# TASK
Quote every line of the listing below word for word, leaving out the pictures.

[Excerpts from a layout annotation set]
════════════════════

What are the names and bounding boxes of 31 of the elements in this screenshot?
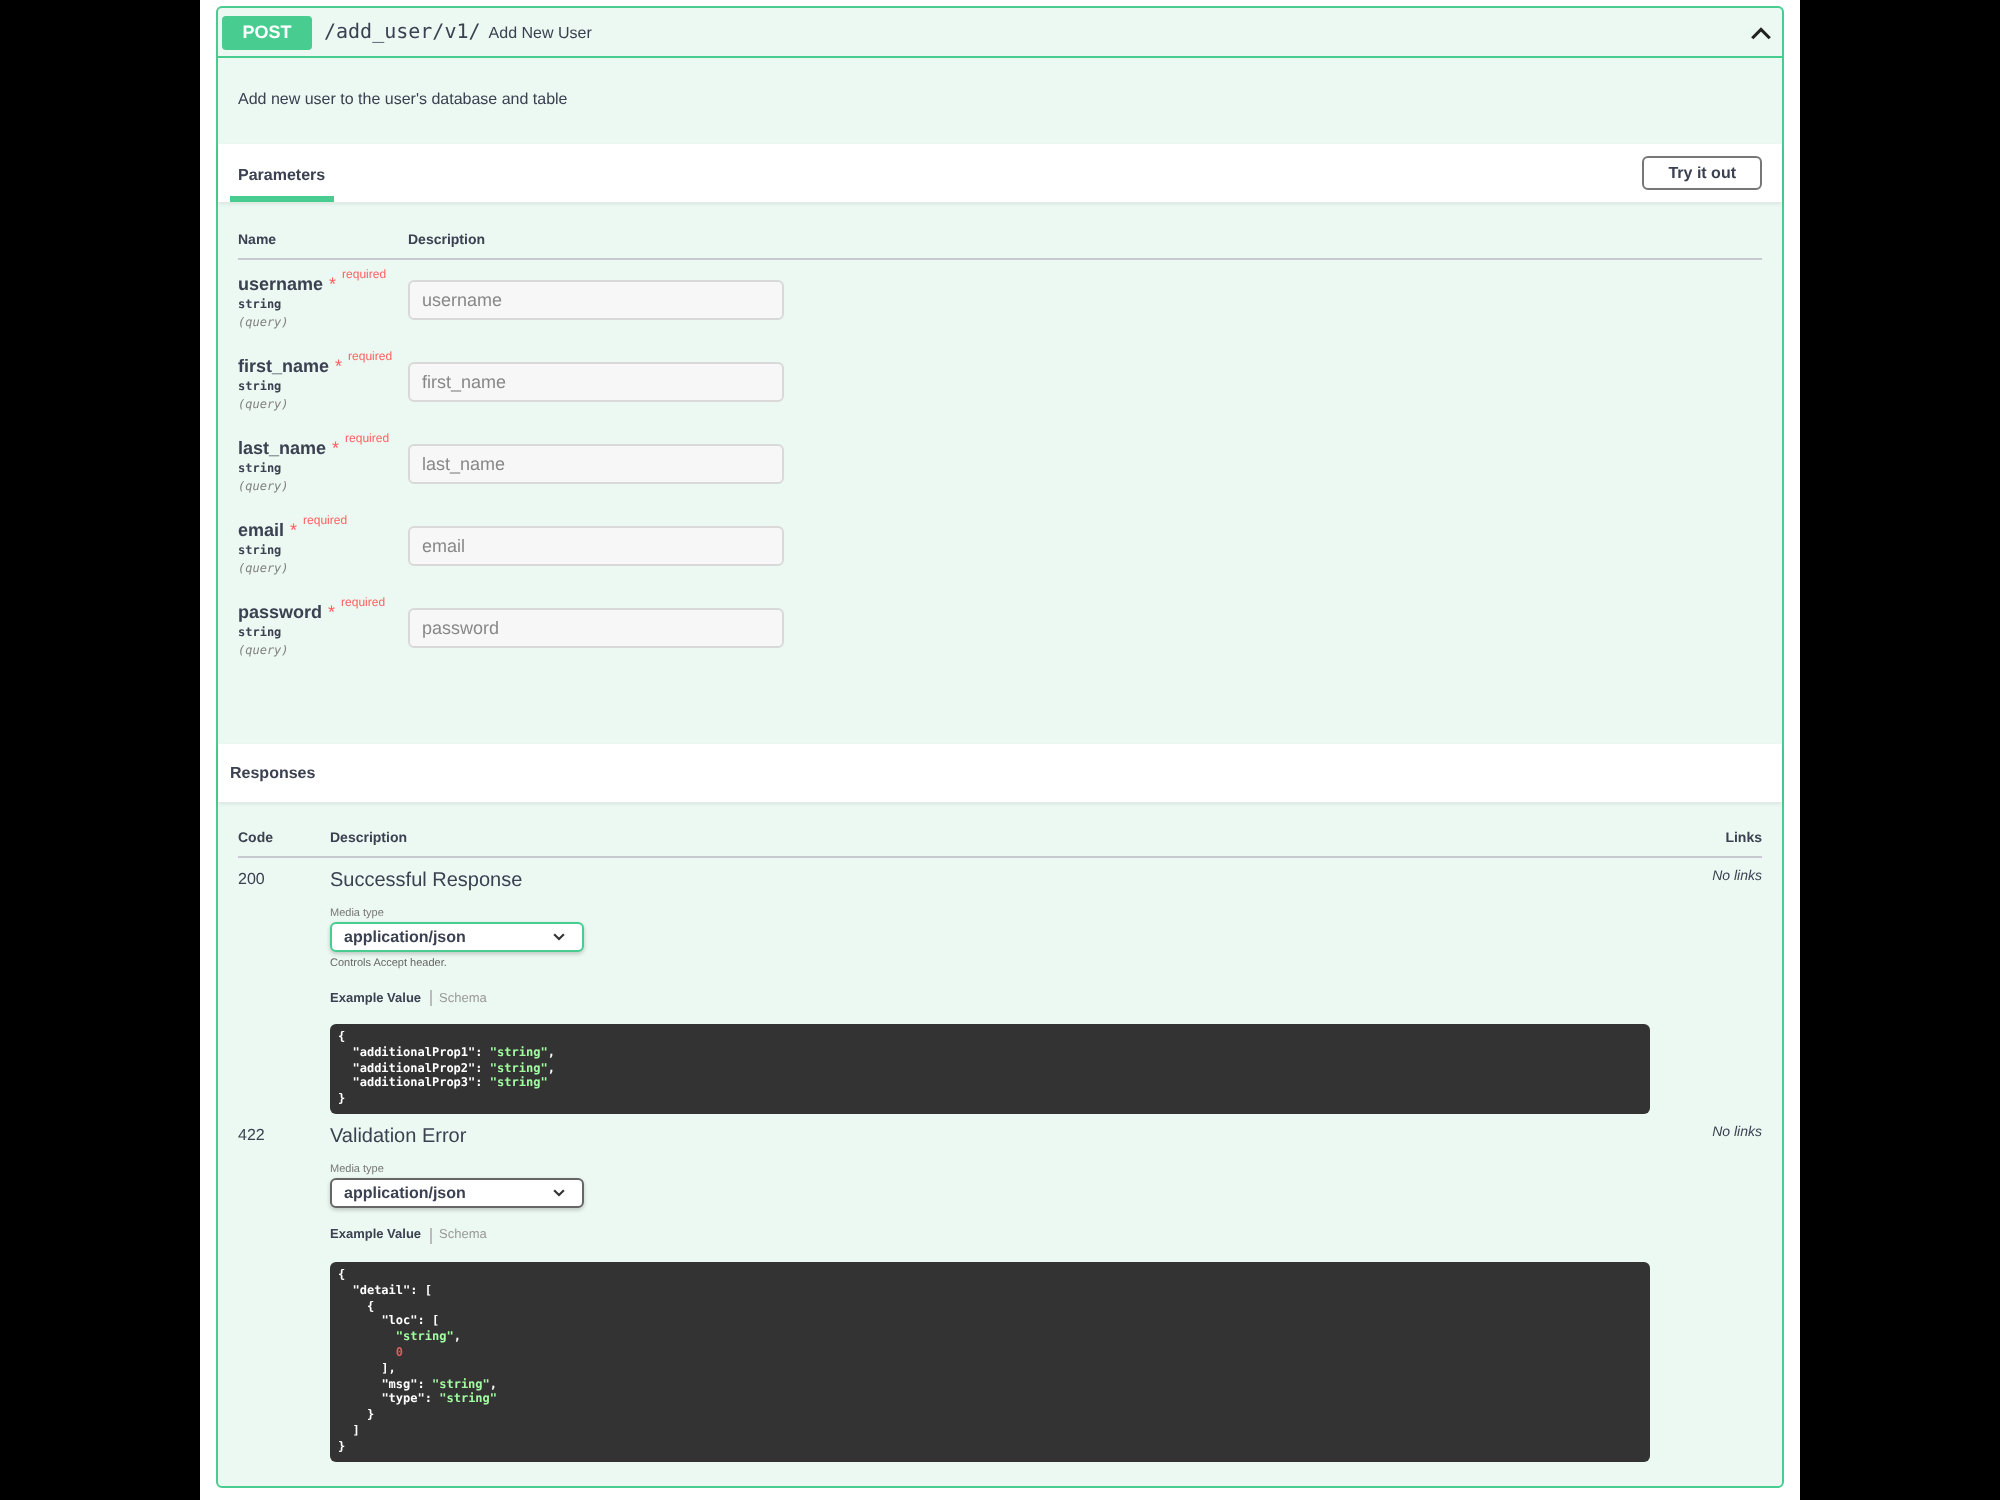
parameter-name: username: [238, 274, 324, 294]
parameter-name: first_name: [238, 356, 330, 376]
parameter-name: email: [238, 520, 285, 540]
endpoint-path: /add_user/v1/: [324, 21, 481, 43]
media-type-dropdown[interactable]: application/json: [330, 1177, 584, 1208]
input-field[interactable]: password: [408, 608, 784, 648]
input-field[interactable]: last_name: [408, 444, 784, 484]
required-asterisk: *: [328, 602, 336, 622]
input-field[interactable]: first_name: [408, 362, 784, 402]
response-description: Validation Error: [330, 1125, 469, 1148]
try-it-out-button[interactable]: Try it out: [1642, 156, 1762, 190]
method-badge: POST: [222, 15, 312, 49]
required-asterisk: *: [332, 438, 340, 458]
media-type-dropdown[interactable]: application/json: [330, 922, 584, 952]
input-field[interactable]: username: [408, 280, 784, 320]
caret-icon: [552, 1187, 566, 1198]
chevron-icon[interactable]: [1750, 25, 1772, 39]
response-code: 200: [238, 870, 267, 892]
required-asterisk: *: [335, 356, 343, 376]
caret-icon: [552, 932, 566, 942]
parameter-name: password: [238, 602, 323, 622]
required-asterisk: *: [290, 520, 298, 540]
response-description: Successful Response: [330, 870, 525, 892]
parameter-name: last_name: [238, 438, 327, 458]
responses-heading: Responses: [230, 764, 316, 782]
parameters-tab[interactable]: Parameters: [230, 146, 334, 202]
endpoint-summary: Add New User: [488, 23, 592, 41]
endpoint-description: Add new user to the user's database and table: [236, 88, 570, 112]
input-field[interactable]: email: [408, 526, 784, 566]
required-asterisk: *: [329, 274, 337, 294]
response-code: 422: [238, 1125, 267, 1148]
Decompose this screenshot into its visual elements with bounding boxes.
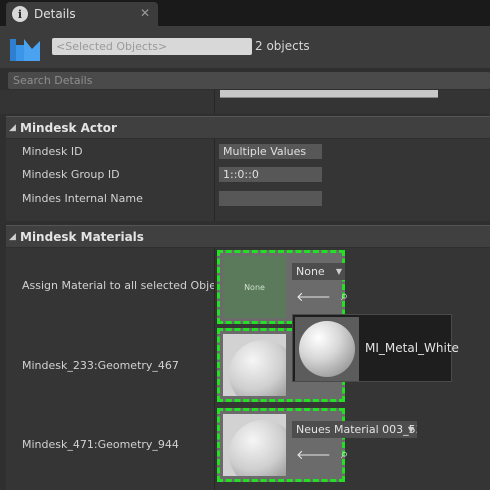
tooltip-label: MI_Metal_White: [365, 341, 459, 355]
category-label: Mindesk Materials: [20, 229, 144, 244]
category-mindesk-materials[interactable]: ◢ Mindesk Materials: [6, 225, 490, 247]
property-row-geometry-944: Mindesk_471:Geometry_944 Neues Material …: [6, 408, 490, 488]
property-label: Mindesk_233:Geometry_467: [22, 359, 179, 372]
mindesk-actor-rows: Mindesk ID Multiple Values Mindesk Group…: [6, 139, 490, 221]
material-combo-value: None: [296, 265, 325, 278]
category-label: Mindesk Actor: [20, 120, 117, 135]
mindesk-group-id-field[interactable]: 1::0::0: [219, 167, 322, 182]
material-combo-value: Neues Material 003_53: [296, 423, 417, 436]
property-label: Mindesk ID: [22, 145, 83, 158]
property-row-mindesk-group-id: Mindesk Group ID 1::0::0: [6, 166, 490, 184]
property-label: Mindesk Group ID: [22, 168, 120, 181]
tab-details-label: Details: [34, 7, 76, 21]
property-label: Assign Material to all selected Objects: [22, 279, 214, 292]
object-count: 2 objects: [255, 39, 310, 53]
sphere-preview: [229, 420, 286, 476]
material-thumbnail[interactable]: [223, 414, 286, 476]
material-combo[interactable]: None ▼: [292, 263, 345, 280]
material-slot[interactable]: None None ▼ 🡐 ⌕: [217, 250, 348, 324]
chevron-down-icon: ▼: [407, 425, 414, 434]
mindesk-id-field[interactable]: Multiple Values: [219, 144, 322, 159]
sphere-preview: [229, 340, 286, 396]
info-icon: i: [12, 6, 28, 22]
material-thumbnail[interactable]: [223, 334, 286, 396]
property-row-mindesk-id: Mindesk ID Multiple Values: [6, 143, 490, 161]
column-divider: [214, 90, 215, 114]
close-icon[interactable]: ✕: [140, 6, 150, 20]
actor-icon: [10, 39, 40, 61]
browse-search-icon[interactable]: ⌕: [341, 289, 348, 305]
browse-search-icon[interactable]: ⌕: [341, 447, 348, 463]
tab-details[interactable]: i Details ✕: [6, 2, 158, 26]
material-thumbnail[interactable]: None: [223, 256, 286, 318]
category-mindesk-actor[interactable]: ◢ Mindesk Actor: [6, 116, 490, 138]
material-combo[interactable]: Neues Material 003_53 ▼: [292, 421, 417, 438]
expand-arrow-icon[interactable]: ◢: [9, 123, 19, 133]
selected-objects-field[interactable]: <Selected Objects>: [52, 38, 252, 55]
material-slot[interactable]: Neues Material 003_53 ▼ 🡐 ⌕: [217, 408, 417, 482]
chevron-down-icon: ▼: [335, 267, 342, 276]
tooltip-thumbnail: [295, 317, 359, 381]
details-header: <Selected Objects> 2 objects: [0, 26, 490, 68]
internal-name-field[interactable]: [219, 191, 322, 206]
property-row-internal-name: Mindes Internal Name: [6, 190, 490, 208]
use-selected-arrow-icon[interactable]: 🡐: [296, 447, 331, 463]
property-label: Mindes Internal Name: [22, 192, 143, 205]
use-selected-arrow-icon[interactable]: 🡐: [296, 289, 331, 305]
material-actions: 🡐 ⌕: [296, 289, 348, 305]
search-input[interactable]: Search Details: [8, 72, 490, 89]
expand-arrow-icon[interactable]: ◢: [9, 232, 19, 242]
collapsed-section-stub: [0, 90, 490, 114]
material-actions: 🡐 ⌕: [296, 447, 348, 463]
property-label: Mindesk_471:Geometry_944: [22, 438, 179, 451]
value-strip: [220, 90, 438, 98]
material-tooltip: MI_Metal_White: [292, 314, 459, 382]
sphere-preview: [299, 321, 355, 377]
tab-strip: i Details ✕: [0, 0, 490, 26]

════════════════════

# SOLUTION FOR THIS EXERCISE
What are the names and bounding boxes of 31 of the elements in this screenshot?
parameter-name: username: [238, 274, 324, 294]
parameter-name: first_name: [238, 356, 330, 376]
parameter-name: email: [238, 520, 285, 540]
endpoint-path: /add_user/v1/: [324, 21, 481, 43]
media-type-dropdown[interactable]: application/json: [330, 1177, 584, 1208]
input-field[interactable]: password: [408, 608, 784, 648]
input-field[interactable]: last_name: [408, 444, 784, 484]
required-asterisk: *: [328, 602, 336, 622]
input-field[interactable]: first_name: [408, 362, 784, 402]
response-description: Validation Error: [330, 1125, 469, 1148]
try-it-out-button[interactable]: Try it out: [1642, 156, 1762, 190]
method-badge: POST: [222, 15, 312, 49]
required-asterisk: *: [332, 438, 340, 458]
media-type-dropdown[interactable]: application/json: [330, 922, 584, 952]
input-field[interactable]: username: [408, 280, 784, 320]
caret-icon: [552, 1187, 566, 1198]
chevron-icon[interactable]: [1750, 25, 1772, 39]
response-code: 200: [238, 870, 267, 892]
required-asterisk: *: [335, 356, 343, 376]
caret-icon: [552, 932, 566, 942]
parameter-name: password: [238, 602, 323, 622]
required-asterisk: *: [290, 520, 298, 540]
response-description: Successful Response: [330, 870, 525, 892]
parameter-name: last_name: [238, 438, 327, 458]
responses-heading: Responses: [230, 764, 316, 782]
parameters-tab[interactable]: Parameters: [230, 146, 334, 202]
endpoint-summary: Add New User: [488, 23, 592, 41]
endpoint-description: Add new user to the user's database and table: [236, 88, 570, 112]
input-field[interactable]: email: [408, 526, 784, 566]
required-asterisk: *: [329, 274, 337, 294]
response-code: 422: [238, 1125, 267, 1148]
Decompose this screenshot into its visual elements with bounding boxes.
tooltip-label: MI_Metal_White: [365, 341, 459, 355]
category-label: Mindesk Materials: [20, 229, 144, 244]
category-mindesk-materials[interactable]: ◢ Mindesk Materials: [6, 225, 490, 247]
property-row-geometry-944: Mindesk_471:Geometry_944 Neues Material …: [6, 408, 490, 488]
property-label: Mindesk_233:Geometry_467: [22, 359, 179, 372]
mindesk-actor-rows: Mindesk ID Multiple Values Mindesk Group…: [6, 139, 490, 221]
material-combo-value: None: [296, 265, 325, 278]
category-label: Mindesk Actor: [20, 120, 117, 135]
mindesk-group-id-field[interactable]: 1::0::0: [219, 167, 322, 182]
material-combo-value: Neues Material 003_53: [296, 423, 417, 436]
property-label: Mindesk ID: [22, 145, 83, 158]
property-row-mindesk-group-id: Mindesk Group ID 1::0::0: [6, 166, 490, 184]
property-label: Mindesk Group ID: [22, 168, 120, 181]
tab-details-label: Details: [34, 7, 76, 21]
property-label: Assign Material to all selected Objects: [22, 279, 214, 292]
object-count: 2 objects: [255, 39, 310, 53]
sphere-preview: [229, 420, 286, 476]
material-thumbnail[interactable]: [223, 414, 286, 476]
material-combo[interactable]: None ▼: [292, 263, 345, 280]
material-slot[interactable]: None None ▼ 🡐 ⌕: [217, 250, 348, 324]
chevron-down-icon: ▼: [407, 425, 414, 434]
mindesk-id-field[interactable]: Multiple Values: [219, 144, 322, 159]
sphere-preview: [229, 340, 286, 396]
info-icon: i: [12, 6, 28, 22]
material-thumbnail[interactable]: [223, 334, 286, 396]
property-row-mindesk-id: Mindesk ID Multiple Values: [6, 143, 490, 161]
column-divider: [214, 90, 215, 114]
close-icon[interactable]: ✕: [140, 6, 150, 20]
actor-icon: [10, 39, 40, 61]
browse-search-icon[interactable]: ⌕: [341, 289, 348, 305]
browse-search-icon[interactable]: ⌕: [341, 447, 348, 463]
tab-details[interactable]: i Details ✕: [6, 2, 158, 26]
material-thumbnail[interactable]: None: [223, 256, 286, 318]
category-mindesk-actor[interactable]: ◢ Mindesk Actor: [6, 116, 490, 138]
material-combo[interactable]: Neues Material 003_53 ▼: [292, 421, 417, 438]
expand-arrow-icon[interactable]: ◢: [9, 123, 19, 133]
selected-objects-field[interactable]: <Selected Objects>: [52, 38, 252, 55]
material-slot[interactable]: Neues Material 003_53 ▼ 🡐 ⌕: [217, 408, 417, 482]
chevron-down-icon: ▼: [335, 267, 342, 276]
tooltip-thumbnail: [295, 317, 359, 381]
details-header: <Selected Objects> 2 objects: [0, 26, 490, 68]
internal-name-field[interactable]: [219, 191, 322, 206]
property-row-internal-name: Mindes Internal Name: [6, 190, 490, 208]
use-selected-arrow-icon[interactable]: 🡐: [296, 447, 331, 463]
property-label: Mindes Internal Name: [22, 192, 143, 205]
use-selected-arrow-icon[interactable]: 🡐: [296, 289, 331, 305]
material-actions: 🡐 ⌕: [296, 289, 348, 305]
search-input[interactable]: Search Details: [8, 72, 490, 89]
expand-arrow-icon[interactable]: ◢: [9, 232, 19, 242]
collapsed-section-stub: [0, 90, 490, 114]
material-actions: 🡐 ⌕: [296, 447, 348, 463]
property-label: Mindesk_471:Geometry_944: [22, 438, 179, 451]
value-strip: [220, 90, 438, 98]
material-tooltip: MI_Metal_White: [292, 314, 459, 382]
sphere-preview: [299, 321, 355, 377]
tab-strip: i Details ✕: [0, 0, 490, 26]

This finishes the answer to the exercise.